- **Task objective**:
Can you rewrite the listing from its first line through the line containing "Point bbox=[120, 468, 142, 483]", changing every "Point" to "Dot" and leaving everything else untouched?
++++++++++
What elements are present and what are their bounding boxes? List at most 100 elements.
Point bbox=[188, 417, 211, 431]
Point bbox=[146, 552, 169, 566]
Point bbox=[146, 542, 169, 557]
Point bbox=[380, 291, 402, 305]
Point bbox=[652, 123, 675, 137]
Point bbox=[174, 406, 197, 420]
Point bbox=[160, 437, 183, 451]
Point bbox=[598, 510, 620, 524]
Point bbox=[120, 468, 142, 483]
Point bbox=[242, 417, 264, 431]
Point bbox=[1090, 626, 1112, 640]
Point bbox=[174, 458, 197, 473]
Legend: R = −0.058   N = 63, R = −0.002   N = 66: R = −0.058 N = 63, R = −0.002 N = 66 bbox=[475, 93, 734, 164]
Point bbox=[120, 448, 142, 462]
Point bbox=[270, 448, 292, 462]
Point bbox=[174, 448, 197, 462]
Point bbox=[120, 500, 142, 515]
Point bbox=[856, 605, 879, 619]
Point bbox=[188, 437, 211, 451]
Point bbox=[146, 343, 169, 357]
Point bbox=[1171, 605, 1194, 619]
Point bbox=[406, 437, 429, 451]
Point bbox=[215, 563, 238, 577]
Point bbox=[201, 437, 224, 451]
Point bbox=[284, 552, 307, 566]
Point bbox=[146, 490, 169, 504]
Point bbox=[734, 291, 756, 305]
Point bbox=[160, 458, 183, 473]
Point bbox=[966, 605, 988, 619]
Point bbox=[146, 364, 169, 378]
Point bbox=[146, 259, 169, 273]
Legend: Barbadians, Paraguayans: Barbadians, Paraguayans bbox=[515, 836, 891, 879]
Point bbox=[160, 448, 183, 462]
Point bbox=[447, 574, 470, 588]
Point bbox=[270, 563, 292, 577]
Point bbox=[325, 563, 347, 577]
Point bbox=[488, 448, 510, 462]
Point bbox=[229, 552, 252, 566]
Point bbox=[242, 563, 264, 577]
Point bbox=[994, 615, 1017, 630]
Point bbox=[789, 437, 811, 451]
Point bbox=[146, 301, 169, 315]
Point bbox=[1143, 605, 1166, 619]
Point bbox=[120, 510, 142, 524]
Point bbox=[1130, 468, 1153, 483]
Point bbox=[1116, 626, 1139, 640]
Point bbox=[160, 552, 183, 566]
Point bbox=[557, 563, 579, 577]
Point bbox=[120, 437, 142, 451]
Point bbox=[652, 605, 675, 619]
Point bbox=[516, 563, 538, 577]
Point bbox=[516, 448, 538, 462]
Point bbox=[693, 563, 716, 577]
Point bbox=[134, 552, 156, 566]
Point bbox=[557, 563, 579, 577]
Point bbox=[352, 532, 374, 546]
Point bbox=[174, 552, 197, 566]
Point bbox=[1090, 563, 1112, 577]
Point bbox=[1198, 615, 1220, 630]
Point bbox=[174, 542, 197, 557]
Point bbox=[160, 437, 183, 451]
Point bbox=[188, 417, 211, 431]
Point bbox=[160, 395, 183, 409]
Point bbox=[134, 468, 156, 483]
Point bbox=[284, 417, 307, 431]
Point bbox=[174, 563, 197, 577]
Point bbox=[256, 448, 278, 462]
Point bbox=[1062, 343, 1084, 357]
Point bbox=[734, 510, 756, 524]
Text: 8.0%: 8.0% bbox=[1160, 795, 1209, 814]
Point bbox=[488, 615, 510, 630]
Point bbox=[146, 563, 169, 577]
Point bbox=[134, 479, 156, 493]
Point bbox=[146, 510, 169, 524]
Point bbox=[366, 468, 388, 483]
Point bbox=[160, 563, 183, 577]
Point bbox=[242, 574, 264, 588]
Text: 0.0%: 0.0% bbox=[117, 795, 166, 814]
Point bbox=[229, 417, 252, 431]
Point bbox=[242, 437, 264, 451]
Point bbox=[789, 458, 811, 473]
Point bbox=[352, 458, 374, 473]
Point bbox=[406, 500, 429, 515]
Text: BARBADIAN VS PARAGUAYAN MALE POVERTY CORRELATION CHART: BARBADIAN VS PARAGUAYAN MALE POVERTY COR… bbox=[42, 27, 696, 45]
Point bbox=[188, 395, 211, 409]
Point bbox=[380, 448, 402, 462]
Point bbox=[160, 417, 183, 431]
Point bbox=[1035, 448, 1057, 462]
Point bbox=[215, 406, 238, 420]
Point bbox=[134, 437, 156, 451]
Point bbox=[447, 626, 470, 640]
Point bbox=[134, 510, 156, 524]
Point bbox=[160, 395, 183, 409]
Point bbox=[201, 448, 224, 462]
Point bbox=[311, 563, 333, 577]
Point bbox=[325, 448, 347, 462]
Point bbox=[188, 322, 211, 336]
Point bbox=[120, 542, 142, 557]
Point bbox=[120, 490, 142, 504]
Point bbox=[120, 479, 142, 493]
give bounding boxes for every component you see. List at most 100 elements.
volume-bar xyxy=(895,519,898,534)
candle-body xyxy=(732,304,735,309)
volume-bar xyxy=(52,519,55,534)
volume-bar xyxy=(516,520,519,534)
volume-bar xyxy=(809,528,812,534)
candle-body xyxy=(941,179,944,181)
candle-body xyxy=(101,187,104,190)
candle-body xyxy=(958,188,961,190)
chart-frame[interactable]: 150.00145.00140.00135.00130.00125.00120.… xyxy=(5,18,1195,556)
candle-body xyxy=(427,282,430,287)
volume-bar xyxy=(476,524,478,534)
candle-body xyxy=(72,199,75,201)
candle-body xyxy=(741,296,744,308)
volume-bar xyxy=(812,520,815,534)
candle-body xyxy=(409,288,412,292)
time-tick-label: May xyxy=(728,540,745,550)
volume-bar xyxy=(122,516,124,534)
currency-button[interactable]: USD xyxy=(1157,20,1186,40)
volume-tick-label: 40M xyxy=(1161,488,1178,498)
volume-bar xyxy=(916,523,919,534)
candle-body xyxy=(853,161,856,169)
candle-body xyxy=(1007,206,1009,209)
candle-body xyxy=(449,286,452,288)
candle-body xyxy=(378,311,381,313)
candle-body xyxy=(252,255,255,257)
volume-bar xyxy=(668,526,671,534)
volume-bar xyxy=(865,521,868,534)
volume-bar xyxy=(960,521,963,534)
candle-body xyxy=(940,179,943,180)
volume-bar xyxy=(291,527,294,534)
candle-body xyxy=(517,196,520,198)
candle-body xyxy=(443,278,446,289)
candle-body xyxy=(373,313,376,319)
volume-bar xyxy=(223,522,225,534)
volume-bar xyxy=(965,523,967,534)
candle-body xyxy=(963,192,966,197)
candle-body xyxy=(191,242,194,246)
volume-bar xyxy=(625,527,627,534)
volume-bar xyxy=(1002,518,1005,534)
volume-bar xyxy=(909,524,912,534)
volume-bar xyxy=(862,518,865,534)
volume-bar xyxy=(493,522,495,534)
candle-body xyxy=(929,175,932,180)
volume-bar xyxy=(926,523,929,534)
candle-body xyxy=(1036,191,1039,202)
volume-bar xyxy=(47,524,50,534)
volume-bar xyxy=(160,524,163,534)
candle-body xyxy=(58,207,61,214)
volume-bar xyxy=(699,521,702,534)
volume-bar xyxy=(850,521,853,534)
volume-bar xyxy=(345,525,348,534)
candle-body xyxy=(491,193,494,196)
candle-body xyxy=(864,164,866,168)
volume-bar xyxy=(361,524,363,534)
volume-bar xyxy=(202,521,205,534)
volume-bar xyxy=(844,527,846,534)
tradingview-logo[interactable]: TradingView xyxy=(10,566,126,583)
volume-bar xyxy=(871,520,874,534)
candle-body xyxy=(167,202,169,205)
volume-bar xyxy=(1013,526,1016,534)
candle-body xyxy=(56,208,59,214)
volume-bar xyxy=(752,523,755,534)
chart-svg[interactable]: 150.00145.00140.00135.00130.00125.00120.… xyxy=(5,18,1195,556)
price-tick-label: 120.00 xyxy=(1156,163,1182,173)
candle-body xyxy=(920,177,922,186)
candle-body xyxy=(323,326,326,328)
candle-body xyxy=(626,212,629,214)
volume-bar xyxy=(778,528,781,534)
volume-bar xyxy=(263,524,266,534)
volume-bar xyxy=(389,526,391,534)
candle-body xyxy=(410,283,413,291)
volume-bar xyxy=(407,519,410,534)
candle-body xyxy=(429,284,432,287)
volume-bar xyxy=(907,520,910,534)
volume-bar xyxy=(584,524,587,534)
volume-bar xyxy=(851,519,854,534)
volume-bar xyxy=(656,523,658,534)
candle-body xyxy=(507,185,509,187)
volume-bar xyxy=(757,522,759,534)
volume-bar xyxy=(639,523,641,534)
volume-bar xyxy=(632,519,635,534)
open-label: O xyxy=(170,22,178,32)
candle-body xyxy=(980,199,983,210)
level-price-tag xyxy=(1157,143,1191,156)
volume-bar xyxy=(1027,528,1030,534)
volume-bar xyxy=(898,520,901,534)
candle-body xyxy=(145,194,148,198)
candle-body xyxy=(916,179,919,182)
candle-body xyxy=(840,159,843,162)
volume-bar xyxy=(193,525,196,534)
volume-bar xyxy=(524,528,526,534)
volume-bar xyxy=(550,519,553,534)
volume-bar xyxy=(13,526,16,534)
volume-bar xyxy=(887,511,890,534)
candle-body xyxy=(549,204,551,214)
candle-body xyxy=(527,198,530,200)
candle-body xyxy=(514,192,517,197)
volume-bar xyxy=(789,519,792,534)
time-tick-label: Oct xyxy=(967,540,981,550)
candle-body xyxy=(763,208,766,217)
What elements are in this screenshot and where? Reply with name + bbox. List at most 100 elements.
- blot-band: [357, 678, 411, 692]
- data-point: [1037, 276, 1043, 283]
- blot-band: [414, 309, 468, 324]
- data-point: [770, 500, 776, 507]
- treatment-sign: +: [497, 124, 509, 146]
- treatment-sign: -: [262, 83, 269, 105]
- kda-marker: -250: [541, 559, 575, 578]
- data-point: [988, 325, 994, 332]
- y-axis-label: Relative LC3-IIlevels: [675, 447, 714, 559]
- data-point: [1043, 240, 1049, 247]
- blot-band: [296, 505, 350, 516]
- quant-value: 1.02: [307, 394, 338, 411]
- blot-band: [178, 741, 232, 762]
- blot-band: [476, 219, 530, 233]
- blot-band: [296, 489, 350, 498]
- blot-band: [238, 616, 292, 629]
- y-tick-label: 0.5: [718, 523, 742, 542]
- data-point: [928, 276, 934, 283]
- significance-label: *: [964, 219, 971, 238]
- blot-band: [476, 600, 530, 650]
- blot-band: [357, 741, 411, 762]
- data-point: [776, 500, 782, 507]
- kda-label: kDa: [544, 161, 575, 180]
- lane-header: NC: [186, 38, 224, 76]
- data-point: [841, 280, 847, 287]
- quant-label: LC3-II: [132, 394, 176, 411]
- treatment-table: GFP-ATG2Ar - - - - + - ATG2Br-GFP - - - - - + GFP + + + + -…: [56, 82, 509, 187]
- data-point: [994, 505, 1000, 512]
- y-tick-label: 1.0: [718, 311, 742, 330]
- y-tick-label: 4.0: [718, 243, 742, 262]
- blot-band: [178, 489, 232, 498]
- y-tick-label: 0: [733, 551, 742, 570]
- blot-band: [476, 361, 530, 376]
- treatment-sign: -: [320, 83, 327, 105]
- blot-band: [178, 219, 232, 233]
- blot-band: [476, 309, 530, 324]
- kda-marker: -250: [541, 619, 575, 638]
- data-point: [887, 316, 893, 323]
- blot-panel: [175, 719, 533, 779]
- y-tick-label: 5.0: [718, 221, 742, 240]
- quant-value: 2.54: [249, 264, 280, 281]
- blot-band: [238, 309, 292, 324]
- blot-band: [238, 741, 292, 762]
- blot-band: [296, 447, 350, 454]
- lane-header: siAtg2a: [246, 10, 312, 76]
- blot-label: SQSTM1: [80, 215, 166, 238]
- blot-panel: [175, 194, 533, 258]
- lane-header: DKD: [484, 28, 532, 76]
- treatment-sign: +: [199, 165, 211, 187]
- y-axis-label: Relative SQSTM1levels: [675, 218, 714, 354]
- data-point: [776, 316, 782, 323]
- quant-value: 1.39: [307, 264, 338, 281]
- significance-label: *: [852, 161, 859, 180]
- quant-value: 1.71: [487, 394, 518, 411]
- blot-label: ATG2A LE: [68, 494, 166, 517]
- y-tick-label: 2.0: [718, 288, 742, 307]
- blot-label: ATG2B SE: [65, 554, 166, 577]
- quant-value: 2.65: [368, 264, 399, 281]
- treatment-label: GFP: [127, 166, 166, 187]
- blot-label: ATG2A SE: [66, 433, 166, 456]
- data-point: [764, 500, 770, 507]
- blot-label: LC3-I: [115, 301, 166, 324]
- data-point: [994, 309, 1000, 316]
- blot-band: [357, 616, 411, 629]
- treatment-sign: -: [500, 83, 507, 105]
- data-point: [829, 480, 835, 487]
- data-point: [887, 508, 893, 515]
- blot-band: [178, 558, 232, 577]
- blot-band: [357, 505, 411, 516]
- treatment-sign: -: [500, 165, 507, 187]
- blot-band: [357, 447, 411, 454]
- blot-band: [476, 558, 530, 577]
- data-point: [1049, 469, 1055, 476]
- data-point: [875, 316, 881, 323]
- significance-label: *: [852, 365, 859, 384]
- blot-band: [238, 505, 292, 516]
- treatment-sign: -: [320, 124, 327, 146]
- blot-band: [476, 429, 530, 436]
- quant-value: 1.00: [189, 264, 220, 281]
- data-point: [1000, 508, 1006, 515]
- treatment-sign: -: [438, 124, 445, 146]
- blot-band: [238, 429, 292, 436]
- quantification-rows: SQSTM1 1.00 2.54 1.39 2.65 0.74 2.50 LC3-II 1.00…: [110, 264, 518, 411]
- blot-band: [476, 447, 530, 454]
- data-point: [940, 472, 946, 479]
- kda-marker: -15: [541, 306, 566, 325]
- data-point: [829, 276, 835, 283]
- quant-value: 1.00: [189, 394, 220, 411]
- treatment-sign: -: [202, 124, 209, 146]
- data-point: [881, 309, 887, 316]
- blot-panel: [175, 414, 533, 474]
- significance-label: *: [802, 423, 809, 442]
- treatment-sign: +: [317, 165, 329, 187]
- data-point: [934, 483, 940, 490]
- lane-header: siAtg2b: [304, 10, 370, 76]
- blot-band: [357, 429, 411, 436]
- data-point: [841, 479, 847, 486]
++++++++++
- **Answer to the problem**:
What elements are present and what are their bounding boxes? List at most 100 elements.
Dot bbox=[188, 417, 211, 431]
Dot bbox=[146, 552, 169, 566]
Dot bbox=[146, 542, 169, 557]
Dot bbox=[380, 291, 402, 305]
Dot bbox=[652, 123, 675, 137]
Dot bbox=[174, 406, 197, 420]
Dot bbox=[160, 437, 183, 451]
Dot bbox=[598, 510, 620, 524]
Dot bbox=[120, 468, 142, 483]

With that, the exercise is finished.